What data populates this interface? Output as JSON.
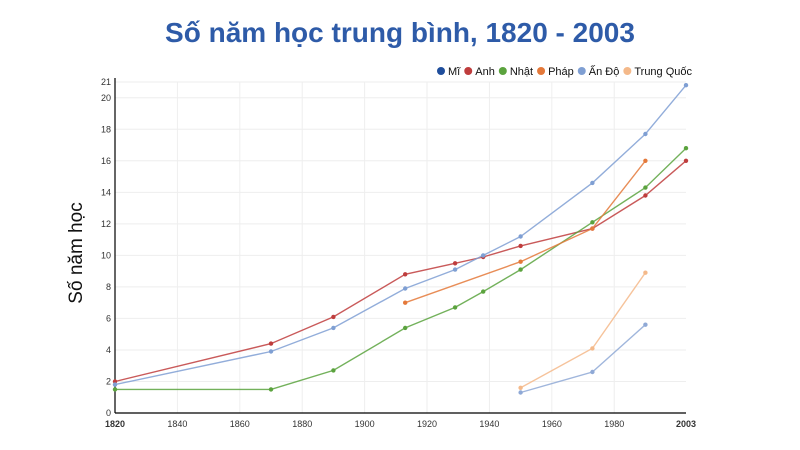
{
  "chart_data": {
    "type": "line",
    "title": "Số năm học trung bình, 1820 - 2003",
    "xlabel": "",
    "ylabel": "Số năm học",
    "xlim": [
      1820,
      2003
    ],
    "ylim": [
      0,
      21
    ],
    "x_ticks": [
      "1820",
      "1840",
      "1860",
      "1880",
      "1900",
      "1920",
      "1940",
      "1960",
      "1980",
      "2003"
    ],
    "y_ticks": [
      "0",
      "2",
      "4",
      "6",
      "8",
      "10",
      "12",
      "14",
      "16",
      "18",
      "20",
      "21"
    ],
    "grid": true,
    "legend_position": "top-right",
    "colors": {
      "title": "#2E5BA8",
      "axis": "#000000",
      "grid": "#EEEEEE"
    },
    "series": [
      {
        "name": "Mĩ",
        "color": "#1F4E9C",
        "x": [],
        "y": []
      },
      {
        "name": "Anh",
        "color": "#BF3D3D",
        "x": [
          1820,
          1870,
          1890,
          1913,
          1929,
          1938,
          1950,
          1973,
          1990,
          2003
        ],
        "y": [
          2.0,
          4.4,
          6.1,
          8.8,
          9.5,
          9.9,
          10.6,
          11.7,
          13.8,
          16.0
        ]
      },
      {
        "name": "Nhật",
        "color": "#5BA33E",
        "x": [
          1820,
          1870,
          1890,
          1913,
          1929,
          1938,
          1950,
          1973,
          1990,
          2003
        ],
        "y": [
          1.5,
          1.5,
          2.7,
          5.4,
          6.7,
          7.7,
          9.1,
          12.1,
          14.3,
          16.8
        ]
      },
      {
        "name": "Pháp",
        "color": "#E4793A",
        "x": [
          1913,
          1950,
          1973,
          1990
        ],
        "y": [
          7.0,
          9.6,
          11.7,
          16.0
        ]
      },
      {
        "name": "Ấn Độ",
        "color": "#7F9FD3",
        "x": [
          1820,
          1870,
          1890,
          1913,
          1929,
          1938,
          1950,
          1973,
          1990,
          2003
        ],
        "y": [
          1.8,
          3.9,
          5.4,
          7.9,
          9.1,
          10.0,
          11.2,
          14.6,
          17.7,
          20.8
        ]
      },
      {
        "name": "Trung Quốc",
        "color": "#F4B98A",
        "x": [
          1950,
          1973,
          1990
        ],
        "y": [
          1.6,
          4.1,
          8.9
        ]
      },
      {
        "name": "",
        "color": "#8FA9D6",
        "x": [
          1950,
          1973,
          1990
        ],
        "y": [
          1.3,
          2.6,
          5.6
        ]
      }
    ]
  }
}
........
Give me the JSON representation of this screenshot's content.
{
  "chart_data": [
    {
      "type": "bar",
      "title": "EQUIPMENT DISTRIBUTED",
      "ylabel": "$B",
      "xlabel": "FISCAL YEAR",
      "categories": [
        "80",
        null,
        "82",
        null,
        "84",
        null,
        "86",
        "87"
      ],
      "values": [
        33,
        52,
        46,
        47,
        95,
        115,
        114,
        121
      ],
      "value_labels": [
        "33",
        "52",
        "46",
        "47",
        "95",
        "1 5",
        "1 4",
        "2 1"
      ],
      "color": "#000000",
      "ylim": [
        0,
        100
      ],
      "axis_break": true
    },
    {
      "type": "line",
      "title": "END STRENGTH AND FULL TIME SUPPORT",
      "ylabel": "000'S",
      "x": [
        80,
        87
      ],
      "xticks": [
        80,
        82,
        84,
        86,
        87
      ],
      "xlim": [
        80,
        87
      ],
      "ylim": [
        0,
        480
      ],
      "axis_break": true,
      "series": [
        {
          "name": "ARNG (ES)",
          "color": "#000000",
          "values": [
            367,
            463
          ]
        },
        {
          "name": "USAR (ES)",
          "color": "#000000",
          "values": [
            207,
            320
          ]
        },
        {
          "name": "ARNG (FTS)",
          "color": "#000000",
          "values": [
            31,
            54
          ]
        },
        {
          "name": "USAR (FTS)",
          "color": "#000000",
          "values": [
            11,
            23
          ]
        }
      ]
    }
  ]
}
........
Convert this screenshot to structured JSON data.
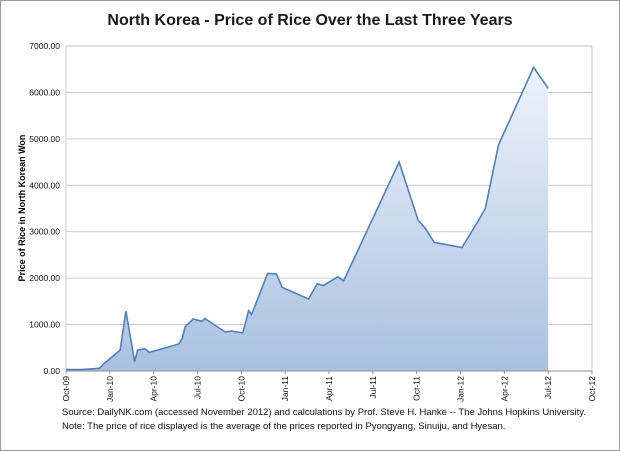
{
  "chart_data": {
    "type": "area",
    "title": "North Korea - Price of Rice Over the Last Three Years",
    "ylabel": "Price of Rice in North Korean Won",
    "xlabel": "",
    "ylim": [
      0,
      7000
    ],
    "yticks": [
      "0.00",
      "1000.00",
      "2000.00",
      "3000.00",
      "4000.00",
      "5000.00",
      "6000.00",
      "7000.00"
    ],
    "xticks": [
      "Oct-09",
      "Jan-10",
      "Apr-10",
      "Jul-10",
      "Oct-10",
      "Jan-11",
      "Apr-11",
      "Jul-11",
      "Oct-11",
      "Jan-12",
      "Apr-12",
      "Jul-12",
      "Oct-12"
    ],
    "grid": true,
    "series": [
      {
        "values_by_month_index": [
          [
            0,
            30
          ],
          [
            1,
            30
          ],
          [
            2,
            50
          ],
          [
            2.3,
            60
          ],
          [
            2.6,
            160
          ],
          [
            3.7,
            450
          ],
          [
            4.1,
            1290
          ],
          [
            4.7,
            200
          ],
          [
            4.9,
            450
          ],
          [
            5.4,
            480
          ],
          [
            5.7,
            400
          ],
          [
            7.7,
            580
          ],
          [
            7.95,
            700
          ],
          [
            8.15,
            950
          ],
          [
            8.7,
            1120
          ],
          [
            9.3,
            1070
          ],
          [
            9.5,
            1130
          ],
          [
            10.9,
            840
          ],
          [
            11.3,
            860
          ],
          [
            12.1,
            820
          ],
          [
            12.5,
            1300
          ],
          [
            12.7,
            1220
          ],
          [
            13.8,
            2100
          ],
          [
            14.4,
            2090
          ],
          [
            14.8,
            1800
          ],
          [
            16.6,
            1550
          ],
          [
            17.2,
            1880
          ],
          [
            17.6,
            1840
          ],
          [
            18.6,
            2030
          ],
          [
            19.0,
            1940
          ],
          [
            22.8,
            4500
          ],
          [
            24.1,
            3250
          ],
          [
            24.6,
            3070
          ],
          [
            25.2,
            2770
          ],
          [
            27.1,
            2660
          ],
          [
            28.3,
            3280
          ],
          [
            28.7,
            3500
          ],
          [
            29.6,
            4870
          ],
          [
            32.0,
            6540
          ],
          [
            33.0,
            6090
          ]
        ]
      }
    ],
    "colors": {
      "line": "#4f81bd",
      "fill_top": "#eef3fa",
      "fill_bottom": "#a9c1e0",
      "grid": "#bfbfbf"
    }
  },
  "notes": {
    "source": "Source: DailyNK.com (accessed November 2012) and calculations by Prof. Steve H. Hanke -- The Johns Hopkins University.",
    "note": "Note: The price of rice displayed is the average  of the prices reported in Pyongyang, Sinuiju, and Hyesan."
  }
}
........
### What you need to do
Of all the lines in the listing above, how many contain the word "North"? Answer with the number alone.

### Answer to this exercise
2